_SUPPLIED RECORDS:_
* * * *

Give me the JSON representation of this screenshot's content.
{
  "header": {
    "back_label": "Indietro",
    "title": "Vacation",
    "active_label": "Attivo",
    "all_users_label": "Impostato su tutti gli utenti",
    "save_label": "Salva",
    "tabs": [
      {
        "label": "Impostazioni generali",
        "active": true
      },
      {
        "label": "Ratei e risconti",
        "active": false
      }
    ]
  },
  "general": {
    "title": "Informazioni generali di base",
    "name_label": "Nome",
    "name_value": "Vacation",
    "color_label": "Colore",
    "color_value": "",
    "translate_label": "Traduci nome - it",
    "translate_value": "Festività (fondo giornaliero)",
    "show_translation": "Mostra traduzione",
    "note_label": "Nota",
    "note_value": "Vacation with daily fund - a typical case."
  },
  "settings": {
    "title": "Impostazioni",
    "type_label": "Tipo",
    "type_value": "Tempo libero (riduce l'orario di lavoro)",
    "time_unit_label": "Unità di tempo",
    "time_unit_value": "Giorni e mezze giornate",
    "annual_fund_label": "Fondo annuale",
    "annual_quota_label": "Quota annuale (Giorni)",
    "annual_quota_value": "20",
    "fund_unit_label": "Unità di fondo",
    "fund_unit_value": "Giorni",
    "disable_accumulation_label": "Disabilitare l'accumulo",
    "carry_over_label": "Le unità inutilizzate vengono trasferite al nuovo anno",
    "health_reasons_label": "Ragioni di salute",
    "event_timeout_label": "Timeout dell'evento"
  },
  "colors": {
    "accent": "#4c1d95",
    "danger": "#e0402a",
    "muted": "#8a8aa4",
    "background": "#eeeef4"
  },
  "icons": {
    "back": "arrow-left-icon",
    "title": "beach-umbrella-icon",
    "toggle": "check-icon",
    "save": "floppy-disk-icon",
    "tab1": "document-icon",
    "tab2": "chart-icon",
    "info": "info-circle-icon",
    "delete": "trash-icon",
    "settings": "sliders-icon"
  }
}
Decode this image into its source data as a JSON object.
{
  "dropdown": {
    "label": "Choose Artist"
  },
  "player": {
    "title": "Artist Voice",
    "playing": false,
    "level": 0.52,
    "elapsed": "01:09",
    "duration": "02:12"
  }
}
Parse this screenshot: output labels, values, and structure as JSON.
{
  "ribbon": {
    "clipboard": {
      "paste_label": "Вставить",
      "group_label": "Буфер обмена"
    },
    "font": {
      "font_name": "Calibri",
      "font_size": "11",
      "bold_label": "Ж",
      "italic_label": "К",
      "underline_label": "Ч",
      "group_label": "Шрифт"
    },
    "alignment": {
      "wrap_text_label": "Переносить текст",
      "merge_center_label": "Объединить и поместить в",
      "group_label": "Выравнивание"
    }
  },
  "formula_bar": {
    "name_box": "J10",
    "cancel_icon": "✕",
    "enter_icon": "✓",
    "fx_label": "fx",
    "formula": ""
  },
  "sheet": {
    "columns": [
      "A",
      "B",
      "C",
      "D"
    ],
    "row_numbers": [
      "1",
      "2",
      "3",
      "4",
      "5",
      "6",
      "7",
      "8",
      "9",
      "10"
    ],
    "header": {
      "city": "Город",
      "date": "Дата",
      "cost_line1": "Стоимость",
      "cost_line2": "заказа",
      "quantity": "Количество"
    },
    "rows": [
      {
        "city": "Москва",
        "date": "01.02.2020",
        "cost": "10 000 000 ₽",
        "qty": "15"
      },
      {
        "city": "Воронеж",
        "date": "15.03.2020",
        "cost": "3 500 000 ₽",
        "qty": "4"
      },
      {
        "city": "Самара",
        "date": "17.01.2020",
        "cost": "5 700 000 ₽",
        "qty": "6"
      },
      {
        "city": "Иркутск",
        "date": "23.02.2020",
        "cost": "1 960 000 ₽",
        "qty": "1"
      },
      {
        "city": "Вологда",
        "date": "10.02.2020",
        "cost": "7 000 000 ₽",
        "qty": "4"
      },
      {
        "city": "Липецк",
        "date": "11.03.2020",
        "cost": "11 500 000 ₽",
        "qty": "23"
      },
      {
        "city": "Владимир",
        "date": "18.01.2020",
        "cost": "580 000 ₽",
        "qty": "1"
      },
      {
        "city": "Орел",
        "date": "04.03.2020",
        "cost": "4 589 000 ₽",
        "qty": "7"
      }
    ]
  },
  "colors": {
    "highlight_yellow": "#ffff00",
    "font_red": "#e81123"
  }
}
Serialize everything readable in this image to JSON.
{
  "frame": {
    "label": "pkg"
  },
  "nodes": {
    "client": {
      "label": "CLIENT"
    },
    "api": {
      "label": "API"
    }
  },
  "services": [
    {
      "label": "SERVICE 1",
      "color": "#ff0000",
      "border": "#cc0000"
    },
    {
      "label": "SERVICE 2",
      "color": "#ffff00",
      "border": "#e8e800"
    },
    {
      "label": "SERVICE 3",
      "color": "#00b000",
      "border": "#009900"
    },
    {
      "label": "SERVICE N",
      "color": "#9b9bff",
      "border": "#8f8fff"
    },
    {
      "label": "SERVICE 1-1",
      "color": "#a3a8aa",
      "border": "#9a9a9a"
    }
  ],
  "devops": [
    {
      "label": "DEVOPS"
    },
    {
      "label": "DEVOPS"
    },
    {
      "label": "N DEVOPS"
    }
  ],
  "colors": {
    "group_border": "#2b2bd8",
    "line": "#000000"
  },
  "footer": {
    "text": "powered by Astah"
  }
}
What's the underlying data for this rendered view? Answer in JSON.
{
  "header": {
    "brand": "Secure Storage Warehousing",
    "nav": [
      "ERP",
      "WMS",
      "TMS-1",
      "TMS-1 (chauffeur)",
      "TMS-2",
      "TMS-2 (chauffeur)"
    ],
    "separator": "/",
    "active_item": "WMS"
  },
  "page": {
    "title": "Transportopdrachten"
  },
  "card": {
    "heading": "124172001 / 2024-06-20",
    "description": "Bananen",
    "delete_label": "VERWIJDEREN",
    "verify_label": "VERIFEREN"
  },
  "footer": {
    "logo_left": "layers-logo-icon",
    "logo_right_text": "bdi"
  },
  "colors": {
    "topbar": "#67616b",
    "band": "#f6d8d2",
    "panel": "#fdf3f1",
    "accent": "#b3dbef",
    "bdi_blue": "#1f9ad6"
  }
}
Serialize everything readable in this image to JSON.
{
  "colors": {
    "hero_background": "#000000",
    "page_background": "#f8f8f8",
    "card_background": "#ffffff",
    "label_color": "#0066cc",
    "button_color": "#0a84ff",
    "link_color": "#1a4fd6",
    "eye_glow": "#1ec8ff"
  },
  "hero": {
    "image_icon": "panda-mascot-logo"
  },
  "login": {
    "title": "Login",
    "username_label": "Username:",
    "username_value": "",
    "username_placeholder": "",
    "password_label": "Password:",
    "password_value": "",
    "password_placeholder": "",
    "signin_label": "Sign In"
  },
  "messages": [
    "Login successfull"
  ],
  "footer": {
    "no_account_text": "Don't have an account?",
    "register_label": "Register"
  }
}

* * * *

_EXERCISE GOAL:_
Take every line containing the word "screenshot" and copy it.

_THE RESULT:_
Give me the JSON representation of this screenshot's content.
Parse this screenshot: output labels, values, and structure as JSON.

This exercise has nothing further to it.